Begin Extract provided
# 2011 Felt F3 w/Easton Fork and 25mm tire



## Gumbyman (May 3, 2011)

Just an FYI. I just bought Easton EC90 SL Carbon Wheels along with 25mm tires (Continental GP 4000s). The back tire fits just fine, but the Easton Forks will not allow a 25mm tire. It will actually spin nicely, but as soon as your tire gets dirty you can hear it start to rub; the clearance is just that close. I now run a 23mm on the Front and a 25mm on the back. Other brands may work, but definitely check your clearance. Working well.


----------



## tigerleghorn (Oct 24, 2013)

Gumbyman said:


> Just an FYI. I just bought Easton EC90 SL Carbon Wheels along with 25mm tires (Continental GP 4000s). The back tire fits just fine, but the Easton Forks will not allow a 25mm tire. It will actually spin nicely, but as soon as your tire gets dirty you can hear it start to rub; the clearance is just that close. I now run a 23mm on the Front and a 25mm on the back. Other brands may work, but definitely check your clearance. Working well.


That's interesting. Here in the UK and on the TDF as well, 25mm seems the "go to" tyre size given our dreadful side roads.

I'm have no probs running Conti GP4000S in a 25 on my Z85 but I would like to use them on the F4 2014 I plan to buy in the New Year.

Maybe Felt should look to cater for the increasingly used 25mm boots on the F frames. If they're good enough for the peloton.....
End Extract provided
Begin Extracted material
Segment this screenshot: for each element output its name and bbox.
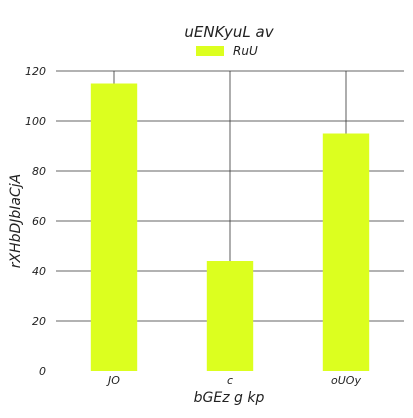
- y-tick-label: 0: [39, 365, 46, 378]
- y-tick-label: 60: [32, 215, 46, 228]
- y-tick-label: 80: [32, 165, 46, 178]
- y-tick-label: 120: [25, 65, 46, 78]
- y-tick-label: 100: [25, 115, 46, 128]
- tick-labels: 0 20 40 60 80 100 120 JO c oUOy: [25, 65, 361, 387]
- bar-oUOy: [322, 133, 370, 371]
- legend-label: RuU: [233, 44, 258, 58]
- x-tick-label: oUOy: [331, 374, 361, 387]
- y-axis-label: rXHbDJbIaCjA: [8, 174, 24, 269]
- y-tick-label: 40: [32, 265, 46, 278]
- x-tick-label: c: [227, 374, 233, 387]
- y-tick-label: 20: [32, 315, 46, 328]
- legend: RuU: [196, 44, 258, 58]
- bar-c: [206, 261, 254, 371]
- legend-swatch: [196, 46, 224, 56]
- x-axis-label: bGEz g kp: [194, 390, 265, 406]
- chart-title: uENKyuL av: [184, 23, 274, 41]
- bar-JO: [90, 83, 138, 371]
- bars: [90, 83, 370, 371]
- x-tick-label: JO: [106, 374, 120, 387]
End Extracted material
Your instructions | Carry the forum thread about 25mm tire clearance on the Felt F3 forward from its last post.

Response |
----------



## Superdave3T (May 11, 2009)

tigerleghorn said:


> That's interesting. Here in the UK and on the TDF as well, 25mm seems the "go to" tyre size given our dreadful side roads.
> 
> I'm have no probs running Conti GP4000S in a 25 on my Z85 but I would like to use them on the F4 2014 I plan to buy in the New Year.
> 
> Maybe Felt should look to cater for the increasingly used 25mm boots on the F frames. If they're good enough for the peloton.....



Like the OP said, it was the *Easton fork*, not the Felt frame or Felt fork.

Argos boys run 24mm and 25mm tubulars in their F series forks without a problem. Your 2014 F4 will be no exception. 25mm tires fit just fine.

-SD


----------



## Gumbyman (May 3, 2011)

The 2011 F3 used Easton forks if I recall as the back up fork that year. I am a fan of Easton so I'm OK with this situation. Tigerleghorn, enjoy the F4 you'll love it!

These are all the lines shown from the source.